══ Supplied data ══

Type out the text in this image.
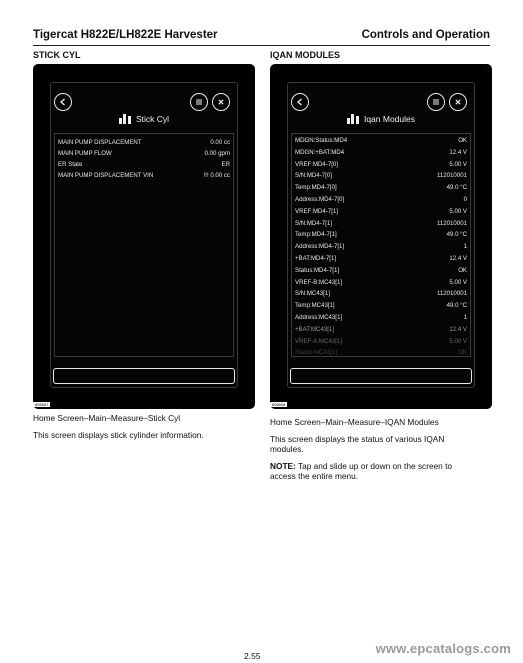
Tigercat H822E/LH822E Harvester	Controls and Operation
STICK CYL
Stick Cyl
MAIN PUMP DISPLACEMENT	0.00 cc
MAIN PUMP FLOW	0.00 gpm
ER State	ER
MAIN PUMP DISPLACEMENT VIN	!!! 0.00 cc
806507
Home Screen–Main–Measure–Stick Cyl
This screen displays stick cylinder information.
IQAN MODULES
Iqan Modules
MDGN:Status:MD4	OK
MDGN:+BAT:MD4	12.4 V
VREF:MD4-7[0]	5.00 V
S/N:MD4-7[0]	112010001
Temp:MD4-7[0]	49.0 °C
Address:MD4-7[0]	0
VREF:MD4-7[1]	5.00 V
S/N:MD4-7[1]	112010001
Temp:MD4-7[1]	49.0 °C
Address:MD4-7[1]	1
+BAT:MD4-7[1]	12.4 V
Status:MD4-7[1]	OK
VREF-B:MC43[1]	5.00 V
S/N:MC43[1]	112010001
Temp:MC43[1]	49.0 °C
Address:MC43[1]	1
+BAT:MC43[1]	12.4 V
VREF-A:MC43[1]	5.00 V
Status:MC43[1]	OK
806508
Home Screen–Main–Measure–IQAN Modules
This screen displays the status of various IQAN modules.
NOTE: Tap and slide up or down on the screen to access the entire menu.
2.55	www.epcatalogs.com
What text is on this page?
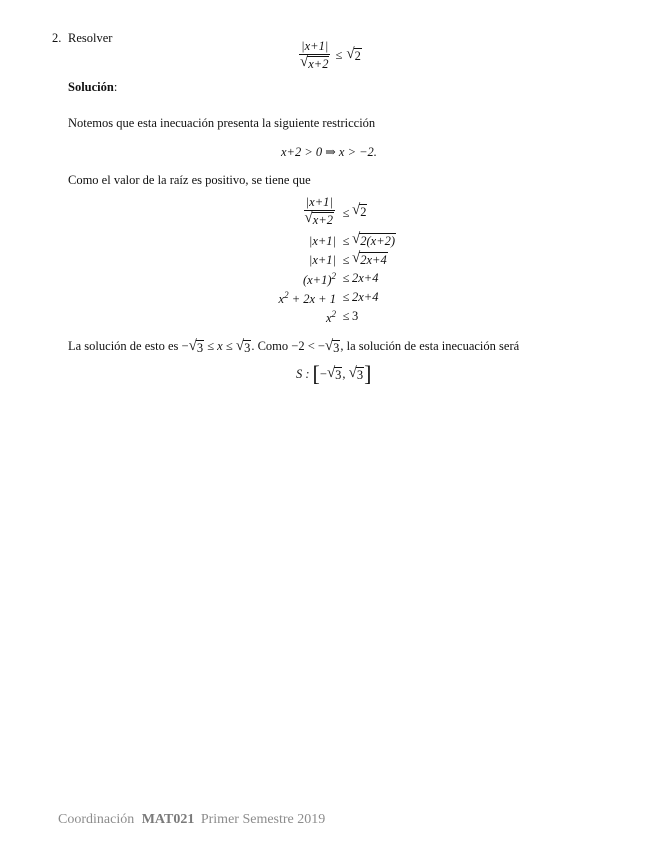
2. Resolver
$\frac{|x+1|}{√ x+2}$ ≤ √ 2
Solución:
Notemos que esta inecuación presenta la siguiente restricción
x+2 > 0 ⇒ x > −2.
Como el valor de la raíz es positivo, se tiene que
$\frac{|x+1|}{√ x+2}$ ≤ √ 2
|x+1| ≤ √ 2(x+2)
|x+1| ≤ √ 2x+4
$(x+1)^2 \le 2x+4$
$x^2 + 2x + 1 \le 2x+4$
$x^2 \le 3$
La solución de esto es − √ 3 ≤ x ≤ √ 3 . Como −2 < − √ 3 , la solución de esta inecuación será
S : [ − √ 3 , √ 3 ]
Coordinación MAT021 Primer Semestre 2019
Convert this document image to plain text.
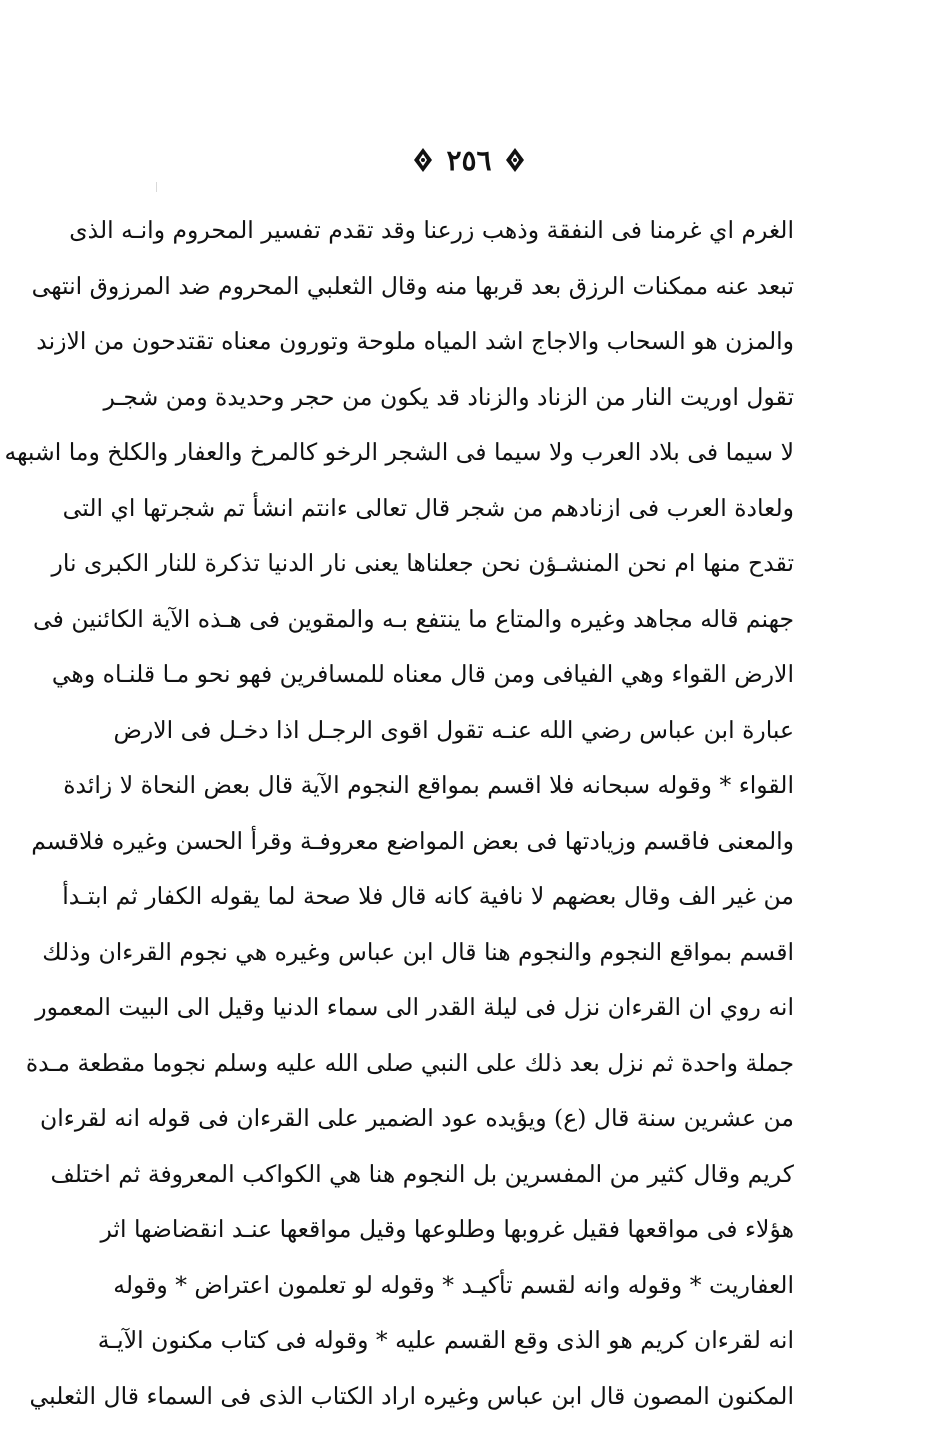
٢٥٦
الغرم اي غرمنا فى النفقة وذهب زرعنا وقد تقدم تفسير المحروم وانـه الذى
تبعد عنه ممكنات الرزق بعد قربها منه وقال الثعلبي المحروم ضد المرزوق انتهى
والمزن هو السحاب والاجاج اشد المياه ملوحة وتورون معناه تقتدحون من الازند
تقول اوريت النار من الزناد والزناد قد يكون من حجر وحديدة ومن شجـر
لا سيما فى بلاد العرب ولا سيما فى الشجر الرخو كالمرخ والعفار والكلخ وما اشبهه
ولعادة العرب فى ازنادهم من شجر قال تعالى ءانتم انشأ تم شجرتها اي التى
تقدح منها ام نحن المنشـؤن نحن جعلناها يعنى نار الدنيا تذكرة للنار الكبرى نار
جهنم قاله مجاهد وغيره والمتاع ما ينتفع بـه والمقوين فى هـذه الآية الكائنين فى
الارض القواء وهي الفيافى ومن قال معناه للمسافرين فهو نحو مـا قلنـاه وهي
عبارة ابن عباس رضي الله عنـه تقول اقوى الرجـل اذا دخـل فى الارض
القواء * وقوله سبحانه فلا اقسم بمواقع النجوم الآية قال بعض النحاة لا زائدة
والمعنى فاقسم وزيادتها فى بعض المواضع معروفـة وقرأ الحسن وغيره فلاقسم
من غير الف وقال بعضهم لا نافية كانه قال فلا صحة لما يقوله الكفار ثم ابتـدأ
اقسم بمواقع النجوم والنجوم هنا قال ابن عباس وغيره هي نجوم القرءان وذلك
انه روي ان القرءان نزل فى ليلة القدر الى سماء الدنيا وقيل الى البيت المعمور
جملة واحدة ثم نزل بعد ذلك على النبي صلى الله عليه وسلم نجوما مقطعة مـدة
من عشرين سنة قال (ع) ويؤيده عود الضمير على القرءان فى قوله انه لقرءان
كريم وقال كثير من المفسرين بل النجوم هنا هي الكواكب المعروفة ثم اختلف
هؤلاء فى مواقعها فقيل غروبها وطلوعها وقيل مواقعها عنـد انقضاضها اثر
العفاريت * وقوله وانه لقسم تأكيـد * وقوله لو تعلمون اعتراض * وقوله
انه لقرءان كريم هو الذى وقع القسم عليه * وقوله فى كتاب مكنون الآيـة
المكنون المصون قال ابن عباس وغيره اراد الكتاب الذى فى السماء قال الثعلبي
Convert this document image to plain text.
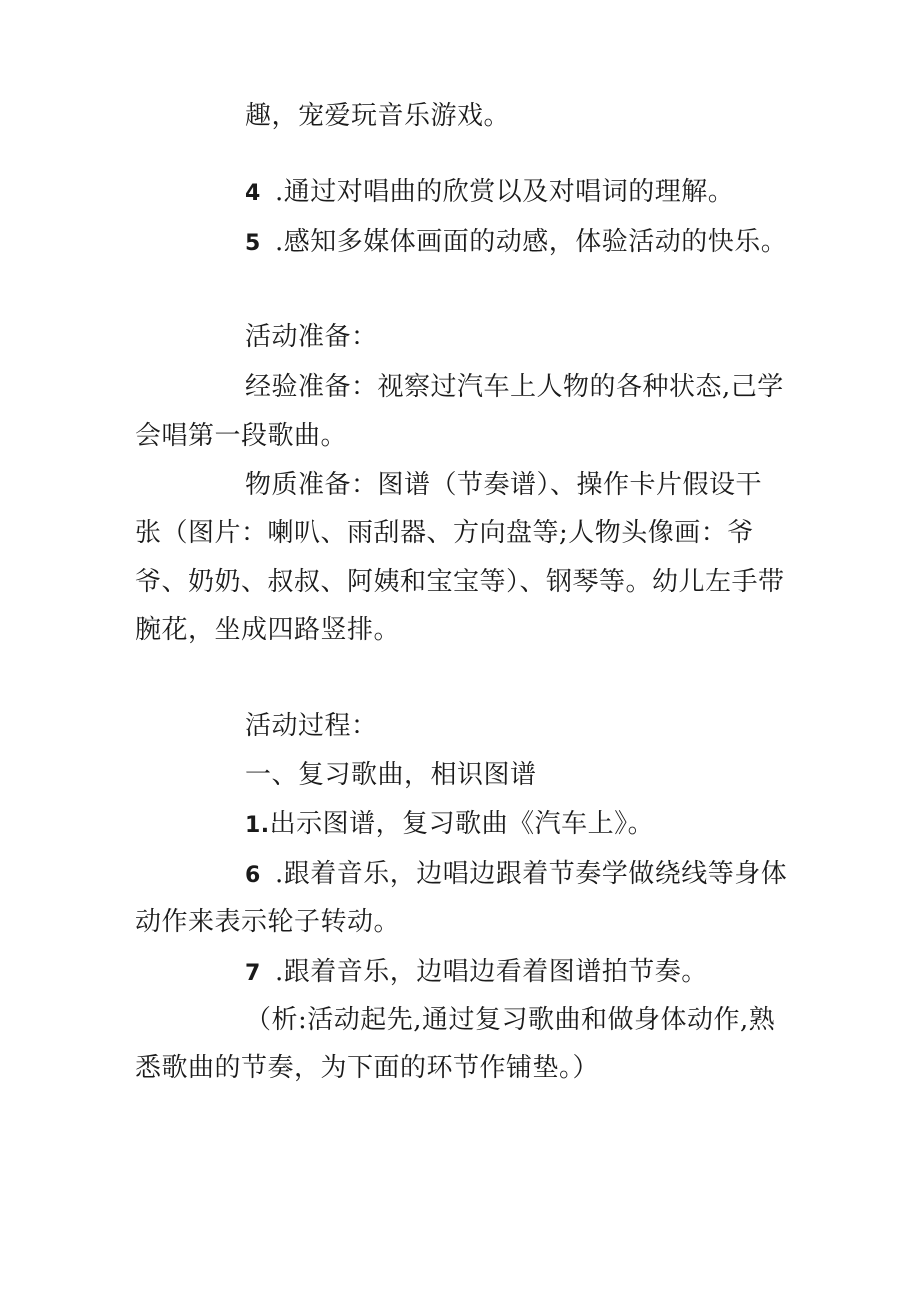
趣，宠爱玩音乐游戏。
4 .通过对唱曲的欣赏以及对唱词的理解。
5 .感知多媒体画面的动感，体验活动的快乐。
活动准备：
经验准备：视察过汽车上人物的各种状态,己学
会唱第一段歌曲。
物质准备：图谱（节奏谱）、操作卡片假设干
张（图片：喇叭、雨刮器、方向盘等;人物头像画：爷
爷、奶奶、叔叔、阿姨和宝宝等）、钢琴等。幼儿左手带
腕花，坐成四路竖排。
活动过程：
一、复习歌曲，相识图谱
1.出示图谱，复习歌曲《汽车上》。
6 .跟着音乐，边唱边跟着节奏学做绕线等身体
动作来表示轮子转动。
7 .跟着音乐，边唱边看着图谱拍节奏。
（析:活动起先,通过复习歌曲和做身体动作,熟
悉歌曲的节奏，为下面的环节作铺垫。）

═══

What the task asks: Copy every entry word for word, but omit the pictures.

Answer to this task:
Type out the text in this image.
Tigercat H822E/LH822E Harvester	Controls and Operation
STICK CYL
Stick Cyl
MAIN PUMP DISPLACEMENT	0.00 cc
MAIN PUMP FLOW	0.00 gpm
ER State	ER
MAIN PUMP DISPLACEMENT VIN	!!! 0.00 cc
806507
Home Screen–Main–Measure–Stick Cyl
This screen displays stick cylinder information.
IQAN MODULES
Iqan Modules
MDGN:Status:MD4	OK
MDGN:+BAT:MD4	12.4 V
VREF:MD4-7[0]	5.00 V
S/N:MD4-7[0]	112010001
Temp:MD4-7[0]	49.0 °C
Address:MD4-7[0]	0
VREF:MD4-7[1]	5.00 V
S/N:MD4-7[1]	112010001
Temp:MD4-7[1]	49.0 °C
Address:MD4-7[1]	1
+BAT:MD4-7[1]	12.4 V
Status:MD4-7[1]	OK
VREF-B:MC43[1]	5.00 V
S/N:MC43[1]	112010001
Temp:MC43[1]	49.0 °C
Address:MC43[1]	1
+BAT:MC43[1]	12.4 V
VREF-A:MC43[1]	5.00 V
Status:MC43[1]	OK
806508
Home Screen–Main–Measure–IQAN Modules
This screen displays the status of various IQAN modules.
NOTE: Tap and slide up or down on the screen to access the entire menu.
2.55	www.epcatalogs.com
What text is on this page?
2. Resolver
$\frac{|x+1|}{√ x+2}$ ≤ √ 2
Solución:
Notemos que esta inecuación presenta la siguiente restricción
x+2 > 0 ⇒ x > −2.
Como el valor de la raíz es positivo, se tiene que
$\frac{|x+1|}{√ x+2}$ ≤ √ 2
|x+1| ≤ √ 2(x+2)
|x+1| ≤ √ 2x+4
$(x+1)^2 \le 2x+4$
$x^2 + 2x + 1 \le 2x+4$
$x^2 \le 3$
La solución de esto es − √ 3 ≤ x ≤ √ 3 . Como −2 < − √ 3 , la solución de esta inecuación será
S : [ − √ 3 , √ 3 ]
Coordinación MAT021 Primer Semestre 2019
Convert this document image to plain text.
٢٥٦
الغرم اي غرمنا فى النفقة وذهب زرعنا وقد تقدم تفسير المحروم وانـه الذى
تبعد عنه ممكنات الرزق بعد قربها منه وقال الثعلبي المحروم ضد المرزوق انتهى
والمزن هو السحاب والاجاج اشد المياه ملوحة وتورون معناه تقتدحون من الازند
تقول اوريت النار من الزناد والزناد قد يكون من حجر وحديدة ومن شجـر
لا سيما فى بلاد العرب ولا سيما فى الشجر الرخو كالمرخ والعفار والكلخ وما اشبهه
ولعادة العرب فى ازنادهم من شجر قال تعالى ءانتم انشأ تم شجرتها اي التى
تقدح منها ام نحن المنشـؤن نحن جعلناها يعنى نار الدنيا تذكرة للنار الكبرى نار
جهنم قاله مجاهد وغيره والمتاع ما ينتفع بـه والمقوين فى هـذه الآية الكائنين فى
الارض القواء وهي الفيافى ومن قال معناه للمسافرين فهو نحو مـا قلنـاه وهي
عبارة ابن عباس رضي الله عنـه تقول اقوى الرجـل اذا دخـل فى الارض
القواء * وقوله سبحانه فلا اقسم بمواقع النجوم الآية قال بعض النحاة لا زائدة
والمعنى فاقسم وزيادتها فى بعض المواضع معروفـة وقرأ الحسن وغيره فلاقسم
من غير الف وقال بعضهم لا نافية كانه قال فلا صحة لما يقوله الكفار ثم ابتـدأ
اقسم بمواقع النجوم والنجوم هنا قال ابن عباس وغيره هي نجوم القرءان وذلك
انه روي ان القرءان نزل فى ليلة القدر الى سماء الدنيا وقيل الى البيت المعمور
جملة واحدة ثم نزل بعد ذلك على النبي صلى الله عليه وسلم نجوما مقطعة مـدة
من عشرين سنة قال (ع) ويؤيده عود الضمير على القرءان فى قوله انه لقرءان
كريم وقال كثير من المفسرين بل النجوم هنا هي الكواكب المعروفة ثم اختلف
هؤلاء فى مواقعها فقيل غروبها وطلوعها وقيل مواقعها عنـد انقضاضها اثر
العفاريت * وقوله وانه لقسم تأكيـد * وقوله لو تعلمون اعتراض * وقوله
انه لقرءان كريم هو الذى وقع القسم عليه * وقوله فى كتاب مكنون الآيـة
المكنون المصون قال ابن عباس وغيره اراد الكتاب الذى فى السماء قال الثعلبي
Convert this document image to plain text.
趣，宠爱玩音乐游戏。
4 .通过对唱曲的欣赏以及对唱词的理解。
5 .感知多媒体画面的动感，体验活动的快乐。
活动准备：
经验准备：视察过汽车上人物的各种状态,己学
会唱第一段歌曲。
物质准备：图谱（节奏谱）、操作卡片假设干
张（图片：喇叭、雨刮器、方向盘等;人物头像画：爷
爷、奶奶、叔叔、阿姨和宝宝等）、钢琴等。幼儿左手带
腕花，坐成四路竖排。
活动过程：
一、复习歌曲，相识图谱
1.出示图谱，复习歌曲《汽车上》。
6 .跟着音乐，边唱边跟着节奏学做绕线等身体
动作来表示轮子转动。
7 .跟着音乐，边唱边看着图谱拍节奏。
（析:活动起先,通过复习歌曲和做身体动作,熟
悉歌曲的节奏，为下面的环节作铺垫。）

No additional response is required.